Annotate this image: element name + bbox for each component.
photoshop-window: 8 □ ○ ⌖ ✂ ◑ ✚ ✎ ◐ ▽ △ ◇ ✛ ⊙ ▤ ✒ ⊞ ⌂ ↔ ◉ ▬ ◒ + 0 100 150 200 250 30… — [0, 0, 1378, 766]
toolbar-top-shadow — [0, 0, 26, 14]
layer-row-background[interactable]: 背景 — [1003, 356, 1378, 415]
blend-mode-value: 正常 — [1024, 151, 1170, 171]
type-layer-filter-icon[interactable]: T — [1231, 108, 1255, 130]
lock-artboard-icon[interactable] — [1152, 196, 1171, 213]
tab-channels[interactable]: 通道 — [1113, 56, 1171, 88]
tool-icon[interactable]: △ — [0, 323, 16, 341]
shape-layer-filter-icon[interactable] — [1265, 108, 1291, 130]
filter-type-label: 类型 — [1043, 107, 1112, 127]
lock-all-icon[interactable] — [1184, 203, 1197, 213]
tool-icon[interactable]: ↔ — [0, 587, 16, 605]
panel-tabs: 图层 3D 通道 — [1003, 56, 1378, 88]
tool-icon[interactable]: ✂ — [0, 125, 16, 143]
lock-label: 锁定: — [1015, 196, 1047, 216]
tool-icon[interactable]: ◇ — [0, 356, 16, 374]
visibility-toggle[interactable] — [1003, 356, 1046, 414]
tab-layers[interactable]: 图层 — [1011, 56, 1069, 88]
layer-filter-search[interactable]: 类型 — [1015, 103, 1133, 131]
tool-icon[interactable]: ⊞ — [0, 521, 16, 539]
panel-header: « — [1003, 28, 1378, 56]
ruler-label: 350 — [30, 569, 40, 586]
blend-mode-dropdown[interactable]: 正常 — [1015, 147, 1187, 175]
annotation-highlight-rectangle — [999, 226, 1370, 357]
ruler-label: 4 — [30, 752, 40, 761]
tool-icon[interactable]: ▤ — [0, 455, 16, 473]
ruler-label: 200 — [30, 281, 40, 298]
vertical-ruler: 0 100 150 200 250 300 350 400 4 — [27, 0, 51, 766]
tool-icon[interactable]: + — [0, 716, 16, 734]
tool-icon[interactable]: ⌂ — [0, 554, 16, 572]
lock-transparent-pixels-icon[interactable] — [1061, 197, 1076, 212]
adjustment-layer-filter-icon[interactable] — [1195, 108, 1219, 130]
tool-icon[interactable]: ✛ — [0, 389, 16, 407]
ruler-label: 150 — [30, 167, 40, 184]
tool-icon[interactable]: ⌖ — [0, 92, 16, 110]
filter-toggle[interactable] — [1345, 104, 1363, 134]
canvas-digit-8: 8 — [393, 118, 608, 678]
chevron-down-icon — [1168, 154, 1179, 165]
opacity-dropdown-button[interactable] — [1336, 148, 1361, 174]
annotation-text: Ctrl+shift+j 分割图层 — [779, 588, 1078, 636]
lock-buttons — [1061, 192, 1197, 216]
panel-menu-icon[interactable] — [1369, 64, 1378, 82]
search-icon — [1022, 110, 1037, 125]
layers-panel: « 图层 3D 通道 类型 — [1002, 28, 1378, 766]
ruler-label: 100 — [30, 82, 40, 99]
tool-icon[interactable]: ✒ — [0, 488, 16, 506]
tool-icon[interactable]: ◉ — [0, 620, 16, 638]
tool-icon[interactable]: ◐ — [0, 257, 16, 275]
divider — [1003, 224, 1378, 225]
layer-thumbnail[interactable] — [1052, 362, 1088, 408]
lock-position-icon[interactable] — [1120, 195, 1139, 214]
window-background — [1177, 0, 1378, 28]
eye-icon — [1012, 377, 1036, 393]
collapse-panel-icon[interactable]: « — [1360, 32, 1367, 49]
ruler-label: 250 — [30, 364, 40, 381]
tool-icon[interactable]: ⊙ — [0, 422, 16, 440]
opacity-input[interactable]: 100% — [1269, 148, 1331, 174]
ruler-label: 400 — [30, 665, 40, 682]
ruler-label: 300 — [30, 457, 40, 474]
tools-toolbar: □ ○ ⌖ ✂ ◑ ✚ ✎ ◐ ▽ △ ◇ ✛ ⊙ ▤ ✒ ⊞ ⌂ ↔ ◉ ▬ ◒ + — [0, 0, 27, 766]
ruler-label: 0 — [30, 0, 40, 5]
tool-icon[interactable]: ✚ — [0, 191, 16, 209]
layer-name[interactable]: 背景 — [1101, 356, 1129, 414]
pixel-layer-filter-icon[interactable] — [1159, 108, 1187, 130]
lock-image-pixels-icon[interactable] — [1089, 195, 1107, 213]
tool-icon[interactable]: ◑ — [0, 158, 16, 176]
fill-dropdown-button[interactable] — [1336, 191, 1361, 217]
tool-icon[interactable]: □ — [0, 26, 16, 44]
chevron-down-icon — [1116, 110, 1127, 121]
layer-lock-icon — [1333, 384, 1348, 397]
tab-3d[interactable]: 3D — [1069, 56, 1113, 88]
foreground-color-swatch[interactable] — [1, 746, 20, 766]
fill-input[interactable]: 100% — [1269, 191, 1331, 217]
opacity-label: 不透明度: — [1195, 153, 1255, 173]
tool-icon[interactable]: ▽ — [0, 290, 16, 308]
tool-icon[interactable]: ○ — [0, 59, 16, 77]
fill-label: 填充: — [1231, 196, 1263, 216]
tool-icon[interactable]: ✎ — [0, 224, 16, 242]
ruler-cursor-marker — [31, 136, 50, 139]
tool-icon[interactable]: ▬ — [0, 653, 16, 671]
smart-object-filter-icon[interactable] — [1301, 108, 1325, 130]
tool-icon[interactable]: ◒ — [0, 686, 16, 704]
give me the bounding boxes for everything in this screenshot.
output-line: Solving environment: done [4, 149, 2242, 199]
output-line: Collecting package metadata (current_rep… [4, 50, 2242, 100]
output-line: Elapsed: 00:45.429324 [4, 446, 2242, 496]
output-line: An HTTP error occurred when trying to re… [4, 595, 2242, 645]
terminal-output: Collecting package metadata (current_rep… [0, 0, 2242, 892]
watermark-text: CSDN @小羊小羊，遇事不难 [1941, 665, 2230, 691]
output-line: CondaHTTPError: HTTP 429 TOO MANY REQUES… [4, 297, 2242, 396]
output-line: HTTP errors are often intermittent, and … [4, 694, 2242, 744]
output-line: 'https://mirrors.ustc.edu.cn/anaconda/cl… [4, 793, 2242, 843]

######

Requirement:
Please copy out the items word for word, starting from the first one and going on through the line that contains "layer-row-background[interactable]: 背景 —".

Exercise answer:
Annotate this image: element name + bbox for each component.
photoshop-window: 8 □ ○ ⌖ ✂ ◑ ✚ ✎ ◐ ▽ △ ◇ ✛ ⊙ ▤ ✒ ⊞ ⌂ ↔ ◉ ▬ ◒ + 0 100 150 200 250 30… — [0, 0, 1378, 766]
toolbar-top-shadow — [0, 0, 26, 14]
layer-row-background[interactable]: 背景 — [1003, 356, 1378, 415]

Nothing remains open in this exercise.